BEGIN Records for processing

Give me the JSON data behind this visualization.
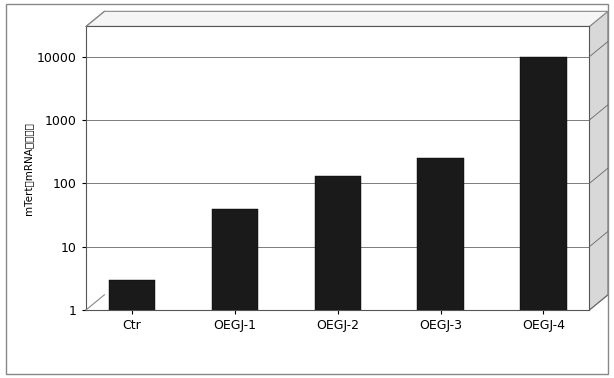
{
  "categories": [
    "Ctr",
    "OEGJ-1",
    "OEGJ-2",
    "OEGJ-3",
    "OEGJ-4"
  ],
  "values": [
    3,
    40,
    130,
    250,
    10000
  ],
  "bar_color": "#1a1a1a",
  "ylabel": "mTertのmRNAレベル数",
  "ylim_low": 1,
  "ylim_high": 30000,
  "background_color": "#ffffff",
  "plot_bg_color": "#ffffff",
  "outer_border_color": "#888888",
  "grid_color": "#666666",
  "bar_width": 0.45,
  "tick_fontsize": 9,
  "ylabel_fontsize": 7.5
}
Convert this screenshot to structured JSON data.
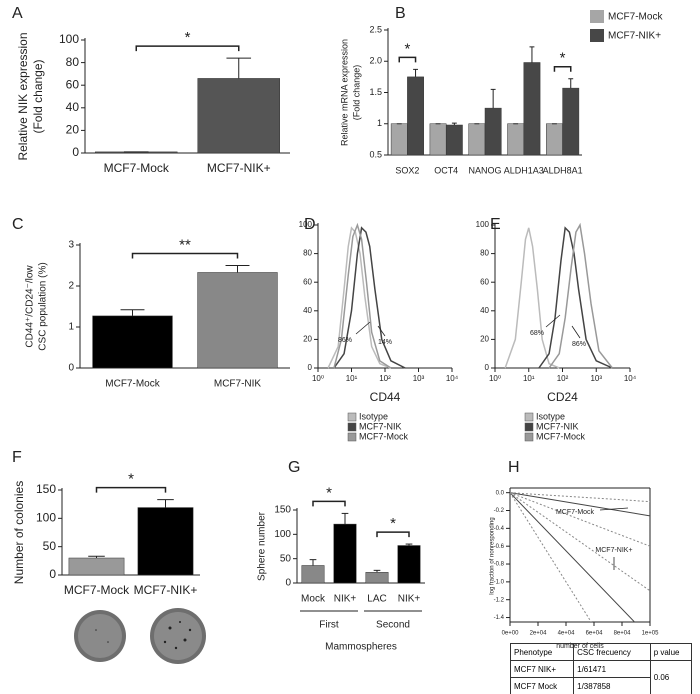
{
  "chart_data": [
    {
      "panel": "A",
      "type": "bar",
      "ylabel": [
        "Relative NIK expression",
        "(Fold change)"
      ],
      "categories": [
        "MCF7-Mock",
        "MCF7-NIK+"
      ],
      "series": [
        {
          "colors": [
            "#555555",
            "#555555"
          ],
          "values": [
            1,
            66
          ],
          "errors": [
            0,
            18
          ]
        }
      ],
      "ylim": [
        0,
        100
      ],
      "yticks": [
        0,
        20,
        40,
        60,
        80,
        100
      ],
      "annotations": [
        {
          "text": "*",
          "categories": [
            0,
            1
          ]
        }
      ]
    },
    {
      "panel": "B",
      "type": "bar",
      "ylabel": [
        "Relative mRNA expression",
        "(Fold change)"
      ],
      "categories": [
        "SOX2",
        "OCT4",
        "NANOG",
        "ALDH1A3",
        "ALDH8A1"
      ],
      "series": [
        {
          "name": "MCF7-Mock",
          "color": "#a6a6a6",
          "values": [
            1,
            1,
            1,
            1,
            1
          ],
          "errors": [
            0,
            0,
            0,
            0,
            0
          ]
        },
        {
          "name": "MCF7-NIK+",
          "color": "#474747",
          "values": [
            1.75,
            0.98,
            1.25,
            1.98,
            1.57
          ],
          "errors": [
            0.12,
            0.03,
            0.3,
            0.25,
            0.15
          ]
        }
      ],
      "ylim": [
        0.5,
        2.5
      ],
      "yticks": [
        0.5,
        1,
        1.5,
        {
          "value": 2,
          "label": "2.0"
        },
        2.5
      ],
      "annotations": [
        {
          "text": "*",
          "category": 0
        },
        {
          "text": "*",
          "category": 4
        }
      ]
    },
    {
      "panel": "C",
      "type": "bar",
      "ylabel": [
        "CD44⁺/CD24⁻/low",
        "CSC population (%)"
      ],
      "categories": [
        "MCF7-Mock",
        "MCF7-NIK"
      ],
      "series": [
        {
          "colors": [
            "#000000",
            "#888888"
          ],
          "values": [
            1.27,
            2.33
          ],
          "errors": [
            0.15,
            0.17
          ]
        }
      ],
      "ylim": [
        0,
        3
      ],
      "yticks": [
        0,
        1,
        2,
        3
      ],
      "annotations": [
        {
          "text": "**",
          "categories": [
            0,
            1
          ]
        }
      ]
    },
    {
      "panel": "D",
      "type": "line",
      "xscale": "log",
      "xlabel": "CD44",
      "series": [
        {
          "name": "Isotype",
          "color": "#bbbbbb",
          "x": [
            2,
            4,
            6,
            8,
            10,
            13,
            18,
            25,
            40,
            70,
            150
          ],
          "values": [
            0,
            15,
            55,
            85,
            98,
            95,
            80,
            50,
            15,
            3,
            0
          ]
        },
        {
          "name": "MCF7-NIK",
          "color": "#444444",
          "x": [
            3,
            6,
            10,
            15,
            20,
            27,
            35,
            50,
            80,
            150,
            400
          ],
          "values": [
            0,
            10,
            40,
            80,
            98,
            95,
            85,
            55,
            20,
            5,
            0
          ]
        },
        {
          "name": "MCF7-Mock",
          "color": "#999999",
          "x": [
            3,
            5,
            8,
            11,
            15,
            20,
            28,
            40,
            70,
            150
          ],
          "values": [
            0,
            20,
            65,
            92,
            100,
            90,
            60,
            25,
            5,
            0
          ]
        }
      ],
      "xlim": [
        1,
        10000
      ],
      "xticks": [
        {
          "value": 1,
          "label": "10⁰"
        },
        {
          "value": 10,
          "label": "10¹"
        },
        {
          "value": 100,
          "label": "10²"
        },
        {
          "value": 1000,
          "label": "10³"
        },
        {
          "value": 10000,
          "label": "10⁴"
        }
      ],
      "ylim": [
        0,
        100
      ],
      "yticks": [
        0,
        20,
        40,
        60,
        80,
        100
      ],
      "annotations": [
        "86%",
        "14%"
      ]
    },
    {
      "panel": "E",
      "type": "line",
      "xscale": "log",
      "xlabel": "CD24",
      "series": [
        {
          "name": "Isotype",
          "color": "#bbbbbb",
          "x": [
            2,
            4,
            6,
            8,
            10,
            13,
            18,
            25,
            40,
            80
          ],
          "values": [
            0,
            20,
            60,
            90,
            98,
            85,
            55,
            20,
            3,
            0
          ]
        },
        {
          "name": "MCF7-NIK",
          "color": "#444444",
          "x": [
            20,
            40,
            60,
            90,
            120,
            160,
            220,
            300,
            500,
            1000,
            3000
          ],
          "values": [
            0,
            10,
            35,
            75,
            98,
            95,
            80,
            55,
            20,
            5,
            0
          ]
        },
        {
          "name": "MCF7-Mock",
          "color": "#999999",
          "x": [
            40,
            80,
            120,
            180,
            250,
            330,
            450,
            700,
            1200,
            3000
          ],
          "values": [
            0,
            10,
            35,
            70,
            95,
            100,
            80,
            45,
            12,
            0
          ]
        }
      ],
      "xlim": [
        1,
        10000
      ],
      "xticks": [
        {
          "value": 1,
          "label": "10⁰"
        },
        {
          "value": 10,
          "label": "10¹"
        },
        {
          "value": 100,
          "label": "10²"
        },
        {
          "value": 1000,
          "label": "10³"
        },
        {
          "value": 10000,
          "label": "10⁴"
        }
      ],
      "ylim": [
        0,
        100
      ],
      "yticks": [
        0,
        20,
        40,
        60,
        80,
        100
      ],
      "annotations": [
        "68%",
        "86%"
      ]
    },
    {
      "panel": "F",
      "type": "bar",
      "ylabel": [
        "Number of colonies"
      ],
      "categories": [
        "MCF7-Mock",
        "MCF7-NIK+"
      ],
      "series": [
        {
          "colors": [
            "#999999",
            "#000000"
          ],
          "values": [
            30,
            119
          ],
          "errors": [
            3,
            14
          ]
        }
      ],
      "ylim": [
        0,
        150
      ],
      "yticks": [
        0,
        50,
        100,
        150
      ],
      "annotations": [
        {
          "text": "*",
          "categories": [
            0,
            1
          ]
        }
      ]
    },
    {
      "panel": "G",
      "type": "bar",
      "ylabel": [
        "Sphere number"
      ],
      "xlabel": "Mammospheres",
      "categories": [
        "Mock",
        "NIK+",
        "LAC",
        "NIK+"
      ],
      "series": [
        {
          "colors": [
            "#888888",
            "#000000",
            "#888888",
            "#000000"
          ],
          "values": [
            36,
            121,
            22,
            77
          ],
          "errors": [
            12,
            22,
            4,
            3
          ]
        }
      ],
      "groups": [
        {
          "name": "First",
          "categories": [
            0,
            1
          ]
        },
        {
          "name": "Second",
          "categories": [
            2,
            3
          ]
        }
      ],
      "ylim": [
        0,
        150
      ],
      "yticks": [
        0,
        50,
        100,
        150
      ],
      "annotations": [
        {
          "text": "*",
          "categories": [
            0,
            1
          ]
        },
        {
          "text": "*",
          "categories": [
            2,
            3
          ]
        }
      ]
    },
    {
      "panel": "H",
      "type": "line",
      "xscale": "linear",
      "ylabel": [
        "log fraction of nonresponding"
      ],
      "xlabel": "number of cells",
      "series": [
        {
          "color": "#444444",
          "style": "solid",
          "x": [
            0,
            100000
          ],
          "values": [
            0,
            -0.26
          ]
        },
        {
          "color": "#888888",
          "style": "dotted",
          "x": [
            0,
            100000
          ],
          "values": [
            0,
            -0.1
          ]
        },
        {
          "color": "#888888",
          "style": "dotted",
          "x": [
            0,
            100000
          ],
          "values": [
            0,
            -0.6
          ]
        },
        {
          "color": "#444444",
          "style": "solid",
          "x": [
            0,
            100000
          ],
          "values": [
            0,
            -1.63
          ]
        },
        {
          "color": "#888888",
          "style": "dotted",
          "x": [
            0,
            100000
          ],
          "values": [
            0,
            -1.1
          ]
        },
        {
          "color": "#888888",
          "style": "dotted",
          "x": [
            0,
            100000
          ],
          "values": [
            0,
            -2.5
          ]
        }
      ],
      "xlim": [
        0,
        100000
      ],
      "xticks": [
        {
          "value": 0,
          "label": "0e+00"
        },
        {
          "value": 20000,
          "label": "2e+04"
        },
        {
          "value": 40000,
          "label": "4e+04"
        },
        {
          "value": 60000,
          "label": "6e+04"
        },
        {
          "value": 80000,
          "label": "8e+04"
        },
        {
          "value": 100000,
          "label": "1e+05"
        }
      ],
      "ylim": [
        -1.45,
        0.03
      ],
      "yticks": [
        {
          "value": 0,
          "label": "0.0"
        },
        -0.2,
        -0.4,
        -0.6,
        -0.8,
        {
          "value": -1,
          "label": "-1.0"
        },
        -1.2,
        -1.4
      ],
      "annotations": [
        "MCF7-Mock",
        "MCF7-NIK+"
      ]
    }
  ],
  "table": {
    "header": [
      "Phenotype",
      "CSC frecuency",
      "p value"
    ],
    "rows": [
      [
        "MCF7 NIK+",
        "1/61471"
      ],
      [
        "MCF7 Mock",
        "1/387858"
      ]
    ],
    "p_value": "0.06"
  }
}
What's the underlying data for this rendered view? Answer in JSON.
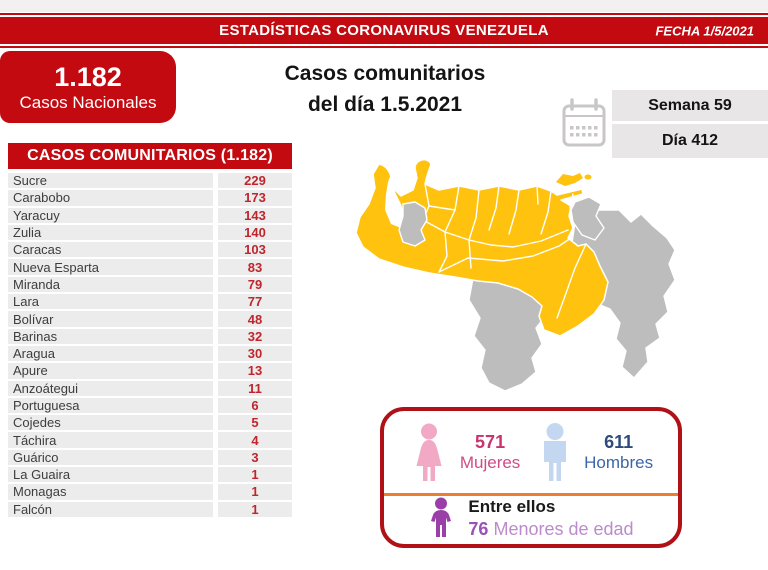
{
  "topbar": {
    "title": "ESTADÍSTICAS CORONAVIRUS VENEZUELA",
    "date": "FECHA 1/5/2021"
  },
  "national_box": {
    "value": "1.182",
    "label": "Casos Nacionales"
  },
  "main_title": {
    "line1": "Casos comunitarios",
    "line2": "del día 1.5.2021"
  },
  "period": {
    "week": "Semana 59",
    "day": "Día 412"
  },
  "community_table": {
    "header": "CASOS COMUNITARIOS (1.182)",
    "rows": [
      {
        "state": "Sucre",
        "cases": "229"
      },
      {
        "state": "Carabobo",
        "cases": "173"
      },
      {
        "state": "Yaracuy",
        "cases": "143"
      },
      {
        "state": "Zulia",
        "cases": "140"
      },
      {
        "state": "Caracas",
        "cases": "103"
      },
      {
        "state": "Nueva Esparta",
        "cases": "83"
      },
      {
        "state": "Miranda",
        "cases": "79"
      },
      {
        "state": "Lara",
        "cases": "77"
      },
      {
        "state": "Bolívar",
        "cases": "48"
      },
      {
        "state": "Barinas",
        "cases": "32"
      },
      {
        "state": "Aragua",
        "cases": "30"
      },
      {
        "state": "Apure",
        "cases": "13"
      },
      {
        "state": "Anzoátegui",
        "cases": "11"
      },
      {
        "state": "Portuguesa",
        "cases": "6"
      },
      {
        "state": "Cojedes",
        "cases": "5"
      },
      {
        "state": "Táchira",
        "cases": "4"
      },
      {
        "state": "Guárico",
        "cases": "3"
      },
      {
        "state": "La Guaira",
        "cases": "1"
      },
      {
        "state": "Monagas",
        "cases": "1"
      },
      {
        "state": "Falcón",
        "cases": "1"
      }
    ]
  },
  "gender_box": {
    "women": {
      "value": "571",
      "label": "Mujeres"
    },
    "men": {
      "value": "611",
      "label": "Hombres"
    },
    "minors": {
      "intro": "Entre ellos",
      "value": "76",
      "label": "Menores de edad"
    }
  },
  "map": {
    "region": "Venezuela",
    "highlight_color": "#FFC20E",
    "inactive_color": "#BDBDBD"
  },
  "colors": {
    "primary_red": "#C20A10",
    "table_number_red": "#BE262C",
    "row_gray": "#EDECEC",
    "period_gray": "#E8E6E7",
    "divider_orange": "#ED7D31",
    "women_pink": "#C9336E",
    "men_blue": "#2F4B7C",
    "minors_purple": "#9B51B5",
    "box_border_red": "#B01116"
  },
  "chart_data": {
    "type": "table",
    "title": "Casos comunitarios del día 1.5.2021",
    "date": "1/5/2021",
    "week": 59,
    "day": 412,
    "total_national_cases": 1182,
    "total_community_cases": 1182,
    "categories": [
      "Sucre",
      "Carabobo",
      "Yaracuy",
      "Zulia",
      "Caracas",
      "Nueva Esparta",
      "Miranda",
      "Lara",
      "Bolívar",
      "Barinas",
      "Aragua",
      "Apure",
      "Anzoátegui",
      "Portuguesa",
      "Cojedes",
      "Táchira",
      "Guárico",
      "La Guaira",
      "Monagas",
      "Falcón"
    ],
    "values": [
      229,
      173,
      143,
      140,
      103,
      83,
      79,
      77,
      48,
      32,
      30,
      13,
      11,
      6,
      5,
      4,
      3,
      1,
      1,
      1
    ],
    "gender": {
      "mujeres": 571,
      "hombres": 611,
      "menores_de_edad": 76
    }
  }
}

END Records for processing

Only lines that contain "panel" are needed, so copy each of them from the data.

_Solution to the problem_.
      "panel": "A",
      "panel": "B",
      "panel": "C",
      "panel": "D",
      "panel": "E",
      "panel": "F",
      "panel": "G",
      "panel": "H",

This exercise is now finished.